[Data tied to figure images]
------------------------
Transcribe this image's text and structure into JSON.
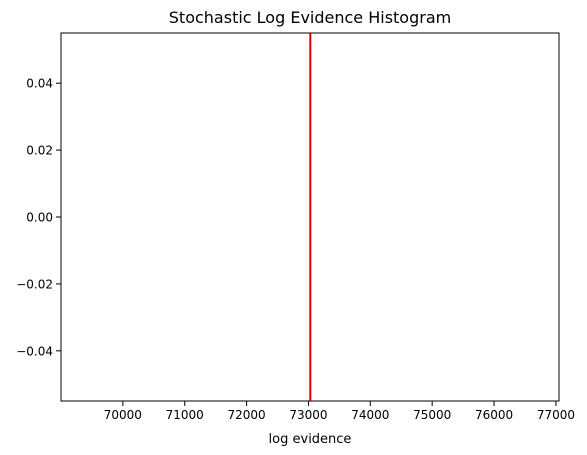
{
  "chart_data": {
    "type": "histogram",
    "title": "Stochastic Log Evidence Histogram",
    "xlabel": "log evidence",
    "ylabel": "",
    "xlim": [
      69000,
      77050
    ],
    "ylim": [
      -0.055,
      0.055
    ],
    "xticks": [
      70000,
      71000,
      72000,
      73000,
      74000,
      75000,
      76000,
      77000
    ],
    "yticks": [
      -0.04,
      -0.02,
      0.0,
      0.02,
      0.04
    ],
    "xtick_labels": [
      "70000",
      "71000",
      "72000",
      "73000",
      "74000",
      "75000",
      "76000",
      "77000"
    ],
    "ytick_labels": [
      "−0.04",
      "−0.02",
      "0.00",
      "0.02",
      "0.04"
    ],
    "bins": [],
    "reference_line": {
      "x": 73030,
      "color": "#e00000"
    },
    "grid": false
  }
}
------------------------
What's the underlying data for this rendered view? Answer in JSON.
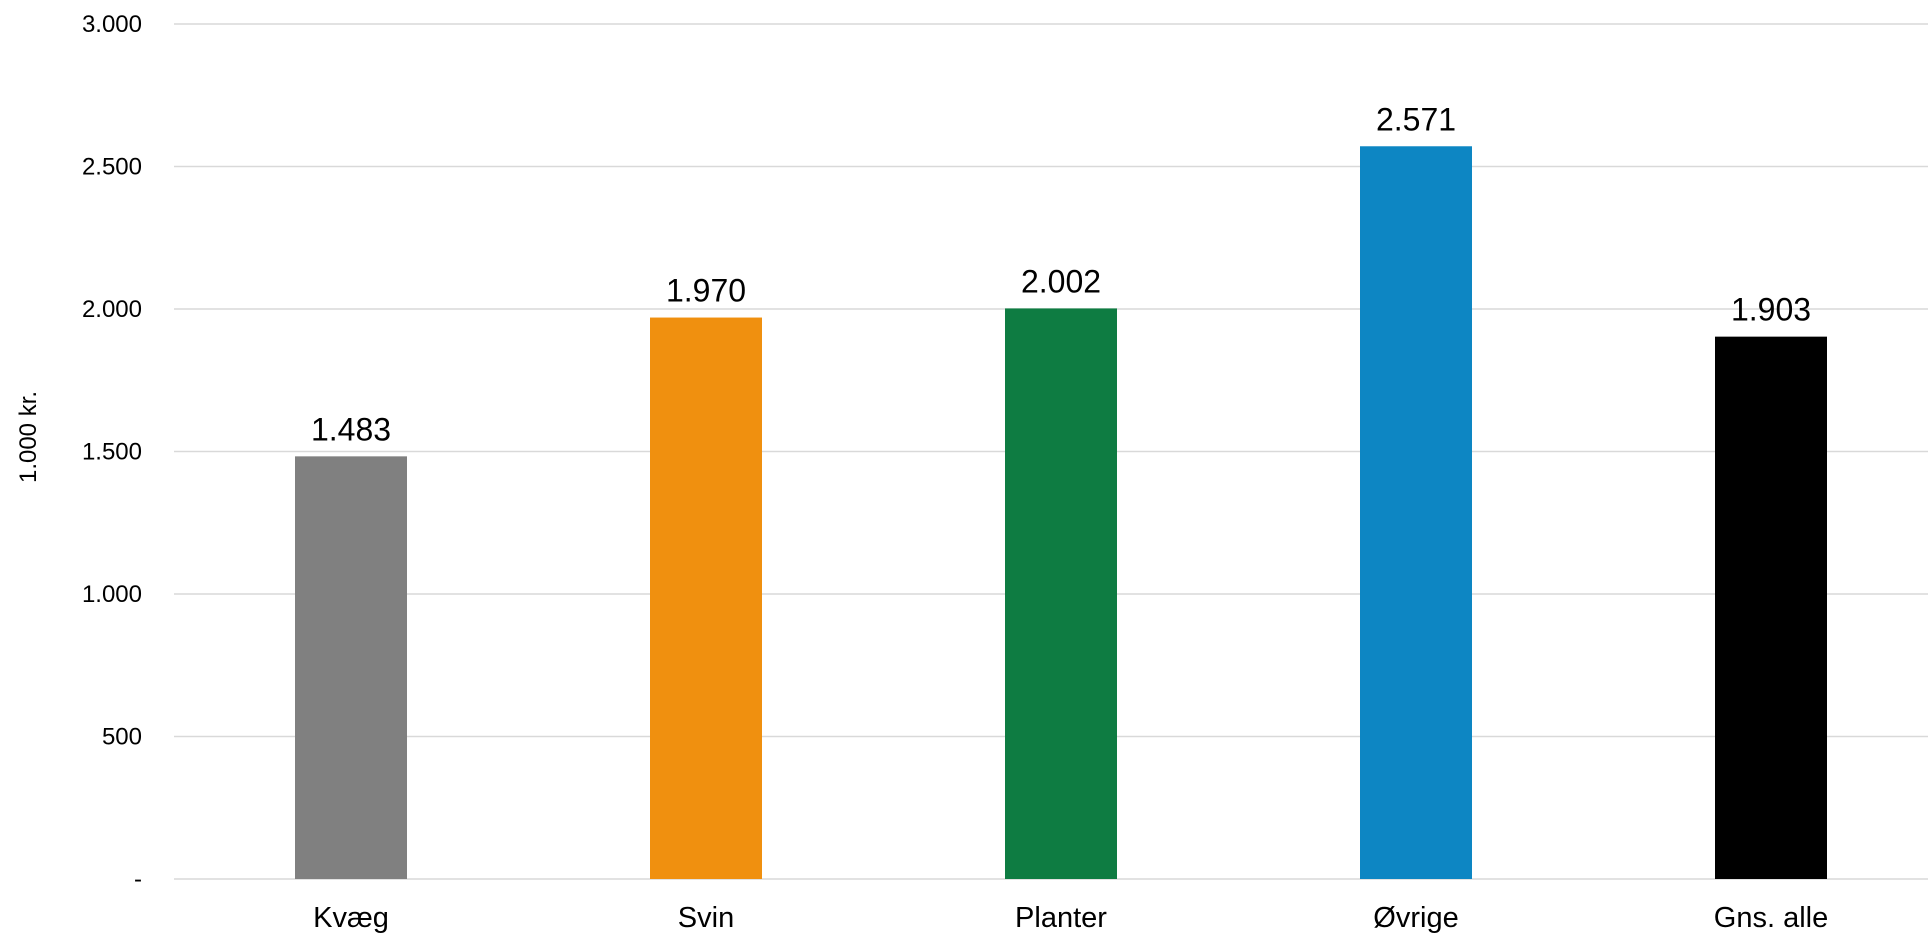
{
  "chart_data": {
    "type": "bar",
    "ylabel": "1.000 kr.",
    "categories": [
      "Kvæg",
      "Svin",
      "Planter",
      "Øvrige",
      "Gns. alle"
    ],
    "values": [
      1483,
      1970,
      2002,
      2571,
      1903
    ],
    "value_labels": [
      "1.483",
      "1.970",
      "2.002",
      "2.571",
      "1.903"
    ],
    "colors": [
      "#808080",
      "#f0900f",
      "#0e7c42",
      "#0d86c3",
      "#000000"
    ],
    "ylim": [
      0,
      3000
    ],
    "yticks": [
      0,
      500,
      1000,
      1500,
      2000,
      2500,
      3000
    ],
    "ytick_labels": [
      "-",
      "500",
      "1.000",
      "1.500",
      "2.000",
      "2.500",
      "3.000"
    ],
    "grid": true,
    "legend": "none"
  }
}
------------------------
(Work to do) State the number of lines that contain the string "this", with no other words.

(Answer to the task) 2